:: DIRECTIVE ::
Which lines hold the word "acceptable"? Copy each one.

-- start DATA SHOWN --

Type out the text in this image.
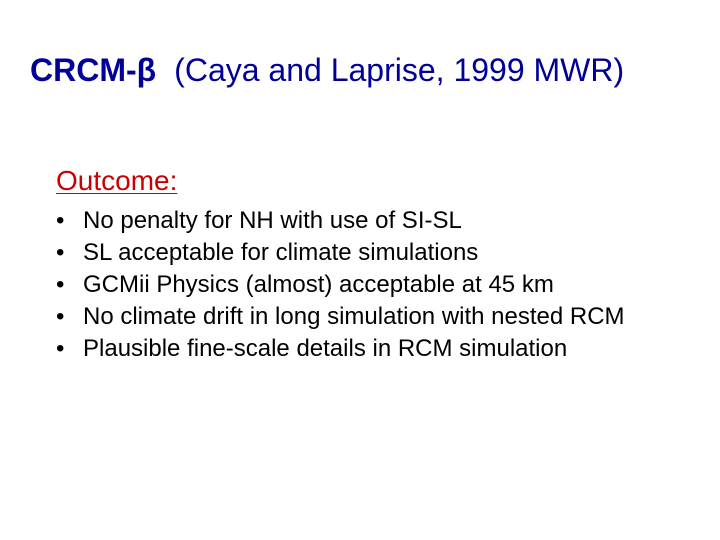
CRCM-β (Caya and Laprise, 1999 MWR)
Outcome:
• No penalty for NH with use of SI-SL
• SL acceptable for climate simulations
• GCMii Physics (almost) acceptable at 45 km
• No climate drift in long simulation with nested RCM
• Plausible fine-scale details in RCM simulation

-- end DATA SHOWN --

:: EXPECTED ANSWER ::
• SL acceptable for climate simulations
• GCMii Physics (almost) acceptable at 45 km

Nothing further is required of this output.